Job: Identify the lines holding "name" and copy them.

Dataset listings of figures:
— begin —

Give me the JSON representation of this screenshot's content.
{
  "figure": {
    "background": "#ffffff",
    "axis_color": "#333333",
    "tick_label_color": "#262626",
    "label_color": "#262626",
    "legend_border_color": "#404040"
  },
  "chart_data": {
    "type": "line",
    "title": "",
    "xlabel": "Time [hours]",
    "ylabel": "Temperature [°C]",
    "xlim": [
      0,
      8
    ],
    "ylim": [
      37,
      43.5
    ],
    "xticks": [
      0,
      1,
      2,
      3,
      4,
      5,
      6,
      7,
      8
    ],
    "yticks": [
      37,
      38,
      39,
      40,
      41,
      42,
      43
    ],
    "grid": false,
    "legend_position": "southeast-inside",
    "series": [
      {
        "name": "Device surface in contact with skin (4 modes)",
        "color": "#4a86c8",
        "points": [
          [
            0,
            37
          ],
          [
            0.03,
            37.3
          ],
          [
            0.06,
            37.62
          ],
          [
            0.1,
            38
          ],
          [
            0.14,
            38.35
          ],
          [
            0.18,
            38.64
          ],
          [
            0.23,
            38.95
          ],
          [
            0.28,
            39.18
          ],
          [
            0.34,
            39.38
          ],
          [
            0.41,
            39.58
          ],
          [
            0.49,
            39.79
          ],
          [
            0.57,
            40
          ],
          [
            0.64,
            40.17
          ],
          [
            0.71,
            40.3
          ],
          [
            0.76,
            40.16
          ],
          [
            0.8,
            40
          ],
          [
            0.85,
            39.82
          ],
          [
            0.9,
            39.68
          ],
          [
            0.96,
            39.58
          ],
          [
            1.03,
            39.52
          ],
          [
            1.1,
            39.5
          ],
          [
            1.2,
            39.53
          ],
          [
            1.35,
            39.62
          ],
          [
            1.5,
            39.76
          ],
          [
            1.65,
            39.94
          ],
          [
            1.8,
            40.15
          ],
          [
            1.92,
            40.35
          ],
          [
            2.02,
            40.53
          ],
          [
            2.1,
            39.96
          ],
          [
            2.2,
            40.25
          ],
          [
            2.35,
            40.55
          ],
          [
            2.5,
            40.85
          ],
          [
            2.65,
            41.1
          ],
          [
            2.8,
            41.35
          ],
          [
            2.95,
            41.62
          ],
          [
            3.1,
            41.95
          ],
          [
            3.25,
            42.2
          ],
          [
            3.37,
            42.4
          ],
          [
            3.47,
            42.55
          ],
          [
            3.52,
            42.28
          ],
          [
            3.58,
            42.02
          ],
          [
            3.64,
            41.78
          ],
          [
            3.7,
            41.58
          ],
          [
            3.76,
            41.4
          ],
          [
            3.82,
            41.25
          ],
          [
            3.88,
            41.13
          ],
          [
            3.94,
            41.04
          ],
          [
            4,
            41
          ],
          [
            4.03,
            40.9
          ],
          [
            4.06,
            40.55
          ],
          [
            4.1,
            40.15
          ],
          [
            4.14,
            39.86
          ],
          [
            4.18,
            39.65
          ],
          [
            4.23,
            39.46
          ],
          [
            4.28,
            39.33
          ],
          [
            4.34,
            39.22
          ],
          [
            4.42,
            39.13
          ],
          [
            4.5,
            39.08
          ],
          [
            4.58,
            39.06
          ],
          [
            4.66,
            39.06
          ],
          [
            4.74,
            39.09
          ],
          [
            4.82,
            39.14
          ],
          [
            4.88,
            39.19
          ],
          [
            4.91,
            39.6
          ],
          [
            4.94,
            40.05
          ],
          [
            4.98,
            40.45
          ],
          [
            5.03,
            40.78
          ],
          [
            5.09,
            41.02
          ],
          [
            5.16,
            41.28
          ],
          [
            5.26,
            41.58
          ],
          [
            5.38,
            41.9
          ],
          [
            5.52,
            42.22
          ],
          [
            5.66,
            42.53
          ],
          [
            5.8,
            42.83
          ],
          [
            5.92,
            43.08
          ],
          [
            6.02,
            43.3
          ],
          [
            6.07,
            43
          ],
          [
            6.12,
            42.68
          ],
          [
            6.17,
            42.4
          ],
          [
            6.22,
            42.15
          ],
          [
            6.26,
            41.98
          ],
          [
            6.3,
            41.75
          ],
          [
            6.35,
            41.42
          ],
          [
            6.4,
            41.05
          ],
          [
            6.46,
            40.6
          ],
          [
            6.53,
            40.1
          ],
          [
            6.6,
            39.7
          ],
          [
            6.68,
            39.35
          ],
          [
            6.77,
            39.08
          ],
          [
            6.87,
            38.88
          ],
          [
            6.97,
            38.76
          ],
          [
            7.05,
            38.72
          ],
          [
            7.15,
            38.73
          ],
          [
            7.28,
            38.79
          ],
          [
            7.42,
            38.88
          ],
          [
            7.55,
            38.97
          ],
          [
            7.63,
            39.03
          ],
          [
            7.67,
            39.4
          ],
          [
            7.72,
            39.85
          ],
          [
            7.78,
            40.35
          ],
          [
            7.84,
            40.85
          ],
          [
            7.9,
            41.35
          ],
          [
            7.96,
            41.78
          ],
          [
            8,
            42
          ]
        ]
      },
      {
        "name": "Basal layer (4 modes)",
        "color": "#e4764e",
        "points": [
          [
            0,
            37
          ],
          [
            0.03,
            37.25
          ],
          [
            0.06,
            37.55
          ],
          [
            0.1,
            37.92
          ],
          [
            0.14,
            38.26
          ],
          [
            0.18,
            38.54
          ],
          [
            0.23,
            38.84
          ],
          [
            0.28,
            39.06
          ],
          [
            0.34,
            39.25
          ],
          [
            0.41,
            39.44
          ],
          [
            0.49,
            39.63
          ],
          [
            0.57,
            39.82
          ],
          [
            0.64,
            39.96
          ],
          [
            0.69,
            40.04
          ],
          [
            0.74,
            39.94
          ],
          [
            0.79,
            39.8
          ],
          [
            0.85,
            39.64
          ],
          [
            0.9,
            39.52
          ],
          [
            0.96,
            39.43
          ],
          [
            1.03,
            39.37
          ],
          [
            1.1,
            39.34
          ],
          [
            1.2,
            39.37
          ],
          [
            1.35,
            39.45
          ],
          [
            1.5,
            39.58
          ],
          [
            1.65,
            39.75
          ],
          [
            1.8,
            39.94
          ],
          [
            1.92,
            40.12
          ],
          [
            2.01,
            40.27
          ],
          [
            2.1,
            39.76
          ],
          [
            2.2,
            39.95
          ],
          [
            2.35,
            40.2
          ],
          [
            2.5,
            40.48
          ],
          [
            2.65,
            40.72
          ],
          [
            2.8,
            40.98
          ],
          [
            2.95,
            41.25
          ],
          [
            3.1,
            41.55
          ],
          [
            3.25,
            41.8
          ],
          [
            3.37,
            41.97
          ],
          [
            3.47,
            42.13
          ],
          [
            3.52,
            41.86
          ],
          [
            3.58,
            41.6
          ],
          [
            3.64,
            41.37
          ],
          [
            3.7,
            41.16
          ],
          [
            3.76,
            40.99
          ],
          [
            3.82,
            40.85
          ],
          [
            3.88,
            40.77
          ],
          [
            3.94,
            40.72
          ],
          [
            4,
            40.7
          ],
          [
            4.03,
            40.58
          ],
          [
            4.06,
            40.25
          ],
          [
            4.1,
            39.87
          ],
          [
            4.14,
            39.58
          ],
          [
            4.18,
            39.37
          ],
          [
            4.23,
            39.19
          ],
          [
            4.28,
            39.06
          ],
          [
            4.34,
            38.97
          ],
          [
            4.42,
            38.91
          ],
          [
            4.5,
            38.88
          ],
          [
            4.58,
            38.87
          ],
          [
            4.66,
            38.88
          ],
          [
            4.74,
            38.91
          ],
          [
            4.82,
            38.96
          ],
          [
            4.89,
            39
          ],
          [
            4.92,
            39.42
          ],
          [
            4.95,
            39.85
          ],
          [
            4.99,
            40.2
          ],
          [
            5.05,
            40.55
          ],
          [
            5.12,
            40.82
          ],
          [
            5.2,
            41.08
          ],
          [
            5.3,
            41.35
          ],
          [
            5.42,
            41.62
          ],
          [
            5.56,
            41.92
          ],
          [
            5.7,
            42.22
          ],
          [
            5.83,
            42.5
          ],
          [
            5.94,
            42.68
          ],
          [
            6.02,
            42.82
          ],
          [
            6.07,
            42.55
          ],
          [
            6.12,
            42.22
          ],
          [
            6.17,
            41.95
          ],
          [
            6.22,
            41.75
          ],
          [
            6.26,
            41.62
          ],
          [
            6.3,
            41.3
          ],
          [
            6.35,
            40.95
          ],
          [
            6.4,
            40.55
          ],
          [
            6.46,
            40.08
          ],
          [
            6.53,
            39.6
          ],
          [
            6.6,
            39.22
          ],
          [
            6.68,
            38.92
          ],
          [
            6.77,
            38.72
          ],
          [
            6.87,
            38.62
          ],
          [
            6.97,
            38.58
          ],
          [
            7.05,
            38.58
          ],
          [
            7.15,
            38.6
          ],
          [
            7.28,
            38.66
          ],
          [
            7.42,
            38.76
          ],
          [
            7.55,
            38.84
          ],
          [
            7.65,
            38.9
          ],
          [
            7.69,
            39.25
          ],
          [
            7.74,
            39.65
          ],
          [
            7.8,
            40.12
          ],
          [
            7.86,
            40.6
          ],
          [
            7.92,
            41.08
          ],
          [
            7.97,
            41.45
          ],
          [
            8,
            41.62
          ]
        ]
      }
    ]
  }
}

— end —

Answer in full:
        "name": "Device surface in contact with skin (4 modes)",
        "name": "Basal layer (4 modes)",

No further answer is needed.